* THE EXERCISE
Scan the lines below; pull out those with "részét".

Recorded data:
※
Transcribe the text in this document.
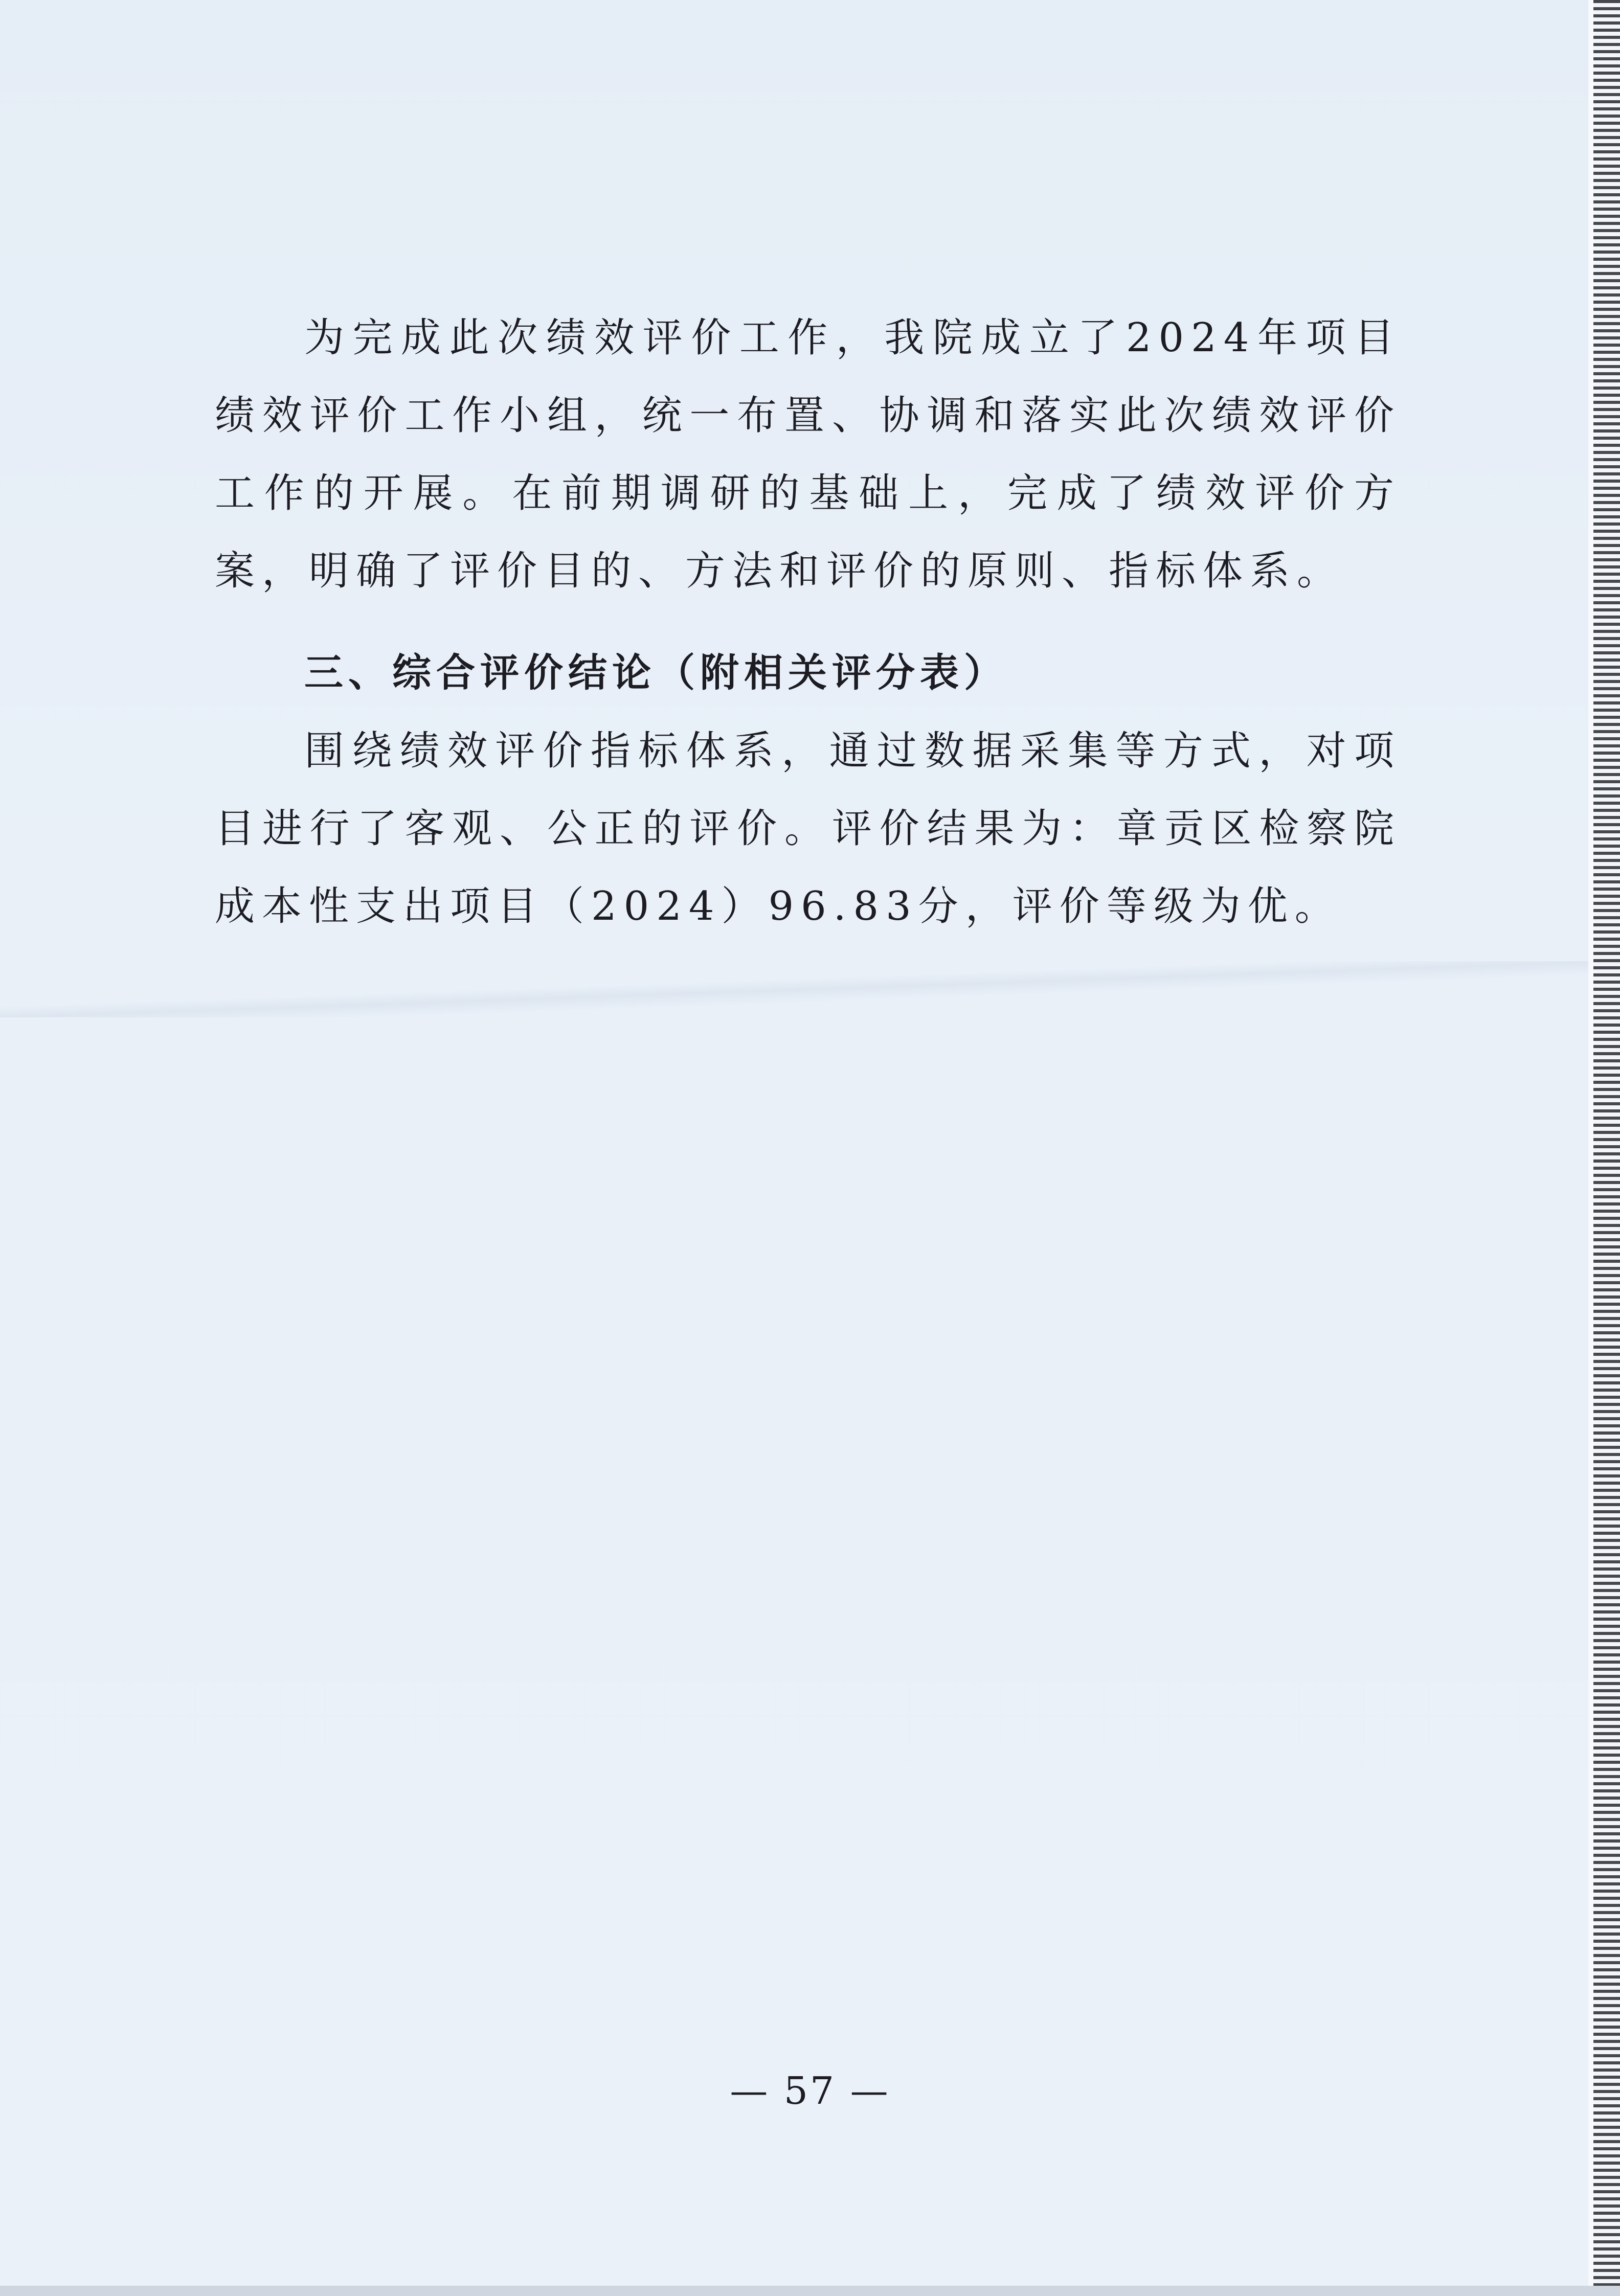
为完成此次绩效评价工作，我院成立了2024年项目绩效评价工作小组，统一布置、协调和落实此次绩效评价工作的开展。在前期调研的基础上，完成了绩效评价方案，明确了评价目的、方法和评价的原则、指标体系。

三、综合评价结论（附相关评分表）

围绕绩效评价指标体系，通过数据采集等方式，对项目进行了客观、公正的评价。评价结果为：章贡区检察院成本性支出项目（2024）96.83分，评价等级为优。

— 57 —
※
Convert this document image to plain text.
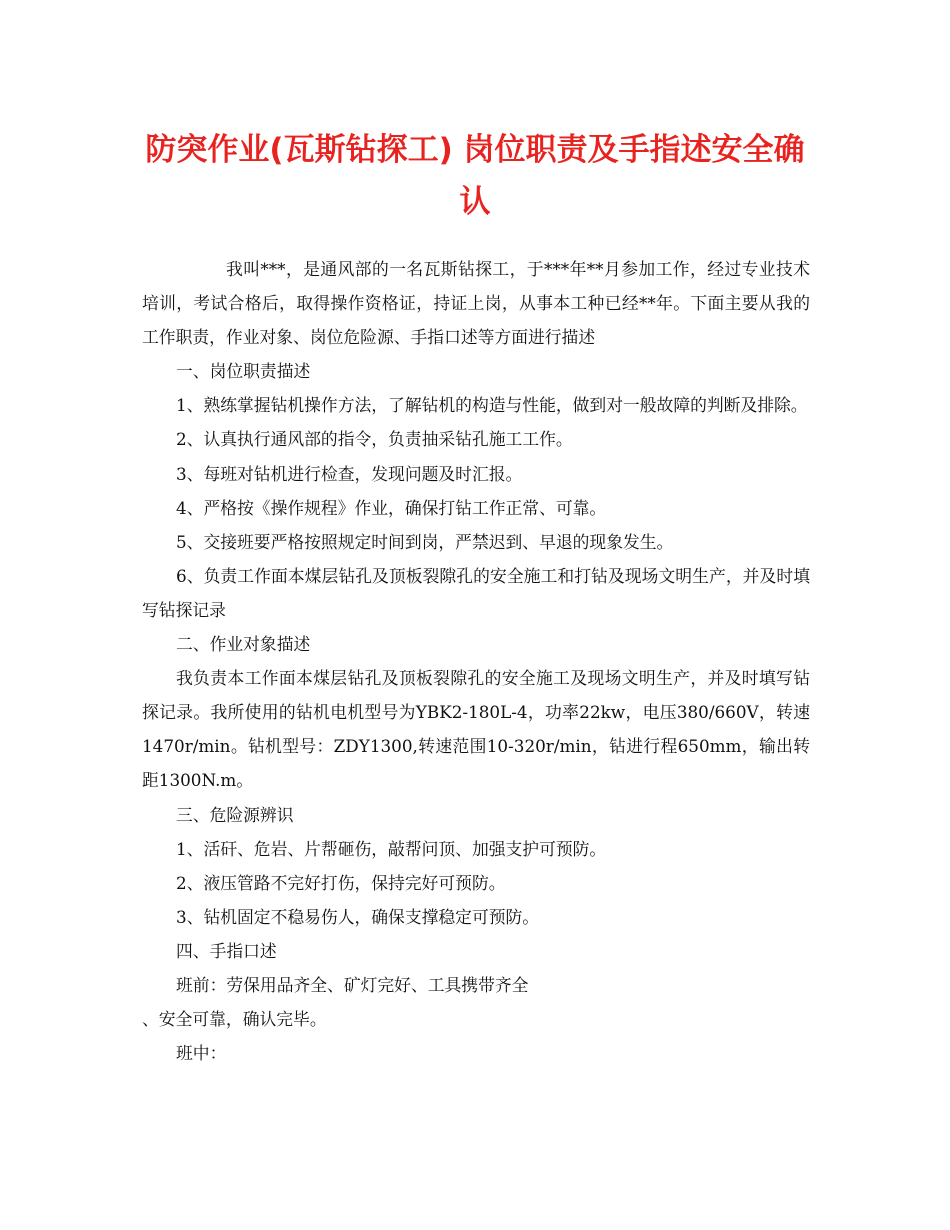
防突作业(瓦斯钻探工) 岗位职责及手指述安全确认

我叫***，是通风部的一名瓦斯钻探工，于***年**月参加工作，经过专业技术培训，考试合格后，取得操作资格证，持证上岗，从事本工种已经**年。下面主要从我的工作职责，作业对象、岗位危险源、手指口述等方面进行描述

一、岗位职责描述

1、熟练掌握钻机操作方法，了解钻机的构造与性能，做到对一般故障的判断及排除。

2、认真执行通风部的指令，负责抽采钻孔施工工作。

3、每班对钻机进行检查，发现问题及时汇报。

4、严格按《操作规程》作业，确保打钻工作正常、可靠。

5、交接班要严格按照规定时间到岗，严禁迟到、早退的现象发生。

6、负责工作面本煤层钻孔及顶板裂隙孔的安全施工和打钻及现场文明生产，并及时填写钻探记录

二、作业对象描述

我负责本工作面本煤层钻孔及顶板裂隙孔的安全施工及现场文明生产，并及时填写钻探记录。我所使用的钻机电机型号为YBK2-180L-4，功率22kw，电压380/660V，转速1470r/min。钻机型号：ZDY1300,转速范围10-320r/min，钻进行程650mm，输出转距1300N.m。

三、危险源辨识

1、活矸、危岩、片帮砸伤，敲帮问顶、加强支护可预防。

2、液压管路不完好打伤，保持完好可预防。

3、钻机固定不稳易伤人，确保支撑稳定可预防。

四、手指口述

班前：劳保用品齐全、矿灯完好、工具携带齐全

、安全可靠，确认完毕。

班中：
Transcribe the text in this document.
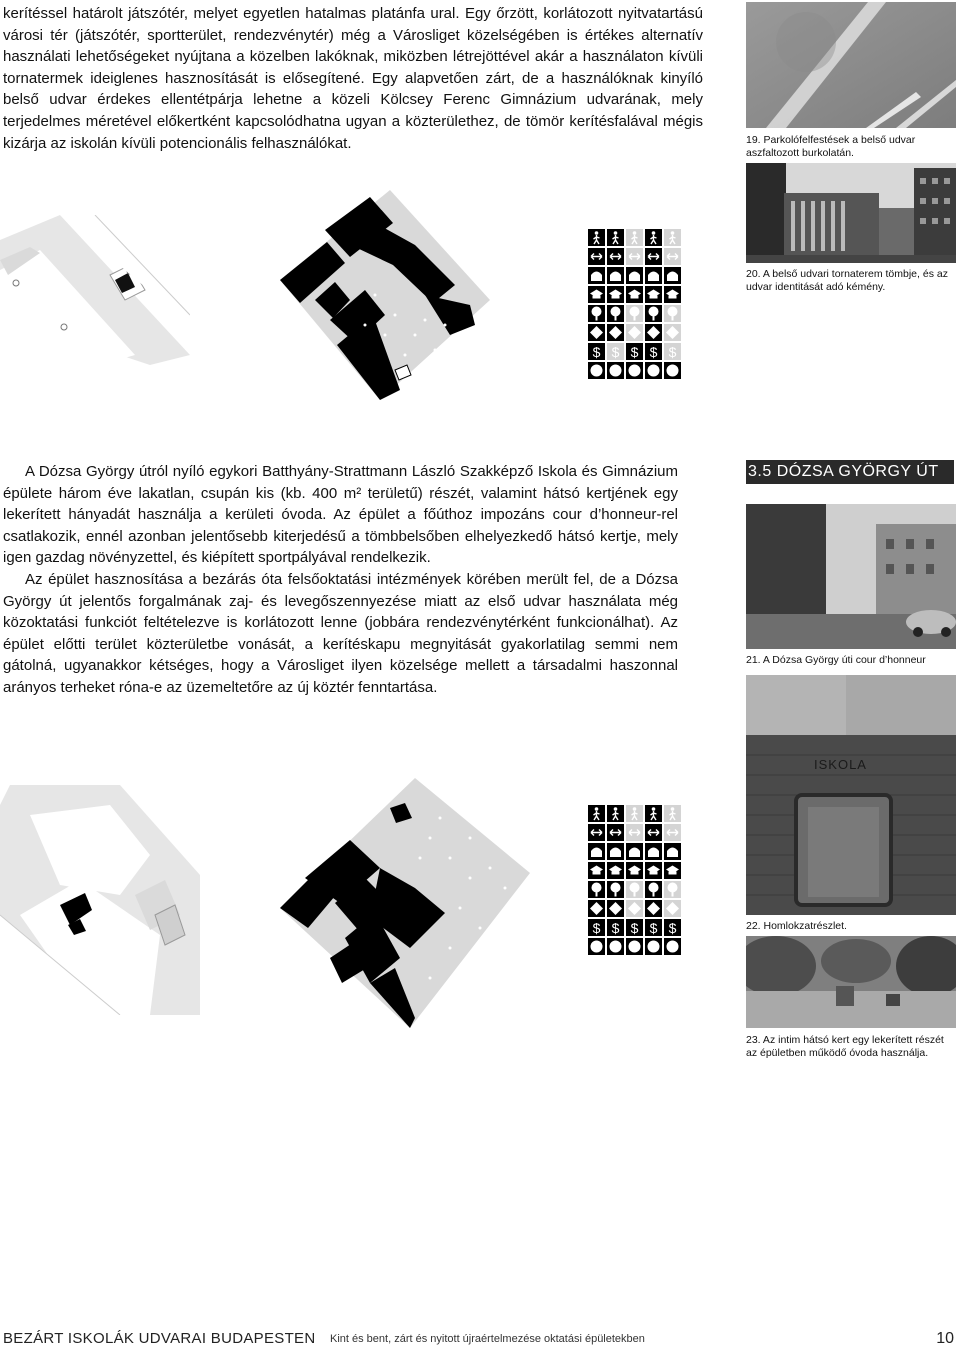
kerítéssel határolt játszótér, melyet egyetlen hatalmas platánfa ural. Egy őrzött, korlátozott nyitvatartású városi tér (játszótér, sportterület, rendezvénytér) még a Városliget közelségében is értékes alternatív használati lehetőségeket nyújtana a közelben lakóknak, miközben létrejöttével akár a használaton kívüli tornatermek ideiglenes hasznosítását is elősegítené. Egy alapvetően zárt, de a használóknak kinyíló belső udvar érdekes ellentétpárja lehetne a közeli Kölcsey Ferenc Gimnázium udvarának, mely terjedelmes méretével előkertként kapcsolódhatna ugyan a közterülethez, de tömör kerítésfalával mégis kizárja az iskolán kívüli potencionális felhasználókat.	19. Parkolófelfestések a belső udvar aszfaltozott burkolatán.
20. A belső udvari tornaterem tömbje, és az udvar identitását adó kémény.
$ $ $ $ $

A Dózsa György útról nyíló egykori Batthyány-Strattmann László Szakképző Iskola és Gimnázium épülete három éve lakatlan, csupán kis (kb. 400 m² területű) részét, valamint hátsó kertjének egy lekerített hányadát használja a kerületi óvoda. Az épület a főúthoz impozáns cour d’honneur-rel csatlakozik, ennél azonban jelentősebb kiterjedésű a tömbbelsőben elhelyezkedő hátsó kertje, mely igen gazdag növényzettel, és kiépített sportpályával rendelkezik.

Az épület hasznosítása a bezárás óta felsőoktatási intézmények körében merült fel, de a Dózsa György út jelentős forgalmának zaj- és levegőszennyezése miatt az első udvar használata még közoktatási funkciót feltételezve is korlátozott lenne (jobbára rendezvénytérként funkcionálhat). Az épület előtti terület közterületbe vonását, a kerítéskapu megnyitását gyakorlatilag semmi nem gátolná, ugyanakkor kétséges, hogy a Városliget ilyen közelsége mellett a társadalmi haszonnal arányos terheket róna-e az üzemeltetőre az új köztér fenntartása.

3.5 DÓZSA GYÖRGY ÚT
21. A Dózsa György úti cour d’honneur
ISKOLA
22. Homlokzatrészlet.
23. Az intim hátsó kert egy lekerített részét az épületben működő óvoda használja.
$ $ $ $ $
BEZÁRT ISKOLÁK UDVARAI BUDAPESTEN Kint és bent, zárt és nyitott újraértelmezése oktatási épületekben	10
※
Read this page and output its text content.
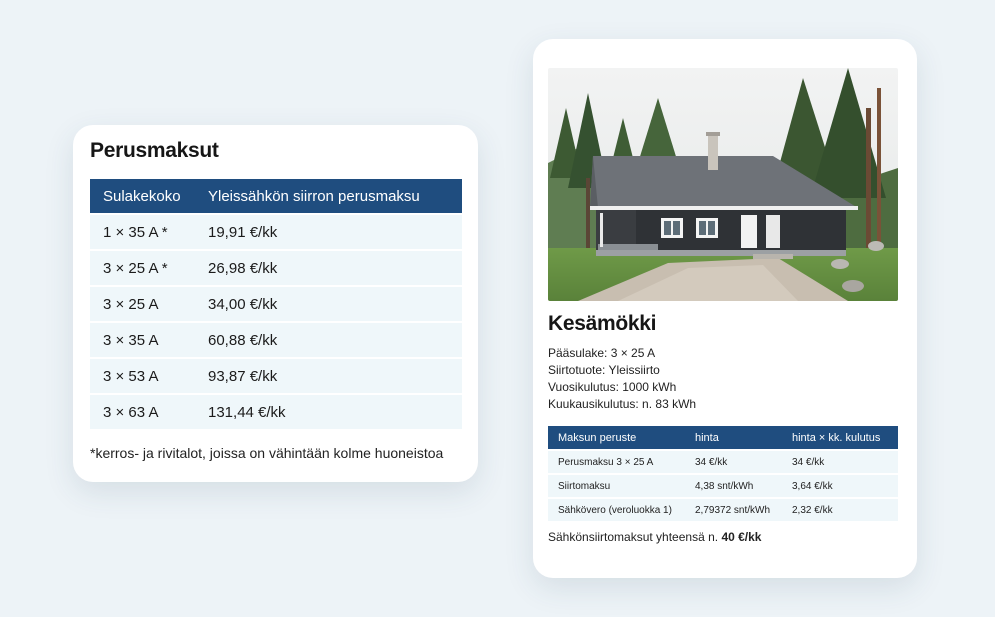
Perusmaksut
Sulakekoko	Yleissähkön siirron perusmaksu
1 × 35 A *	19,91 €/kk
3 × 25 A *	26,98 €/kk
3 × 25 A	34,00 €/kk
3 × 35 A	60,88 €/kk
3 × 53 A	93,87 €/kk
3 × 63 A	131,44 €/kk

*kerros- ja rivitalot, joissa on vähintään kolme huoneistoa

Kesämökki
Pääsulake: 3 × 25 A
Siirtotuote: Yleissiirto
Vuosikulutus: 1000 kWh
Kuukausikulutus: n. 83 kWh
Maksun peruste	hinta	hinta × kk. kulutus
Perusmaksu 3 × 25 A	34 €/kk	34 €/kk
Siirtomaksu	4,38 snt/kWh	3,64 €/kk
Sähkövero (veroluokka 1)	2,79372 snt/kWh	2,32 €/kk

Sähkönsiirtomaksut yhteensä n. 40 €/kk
※
* SOLUTION FOR THIS PROBLEM
A Dózsa György útról nyíló egykori Batthyány-Strattmann László Szakképző Iskola és Gimnázium épülete három éve lakatlan, csupán kis (kb. 400 m² területű) részét, valamint hátsó kertjének egy lekerített hányadát használja a kerületi óvoda. Az épület a főúthoz impozáns cour d’honneur-rel csatlakozik, ennél azonban jelentősebb kiterjedésű a tömbbelsőben elhelyezkedő hátsó kertje, mely igen gazdag növényzettel, és kiépített sportpályával rendelkezik.
23. Az intim hátsó kert egy lekerített részét az épületben működő óvoda használja.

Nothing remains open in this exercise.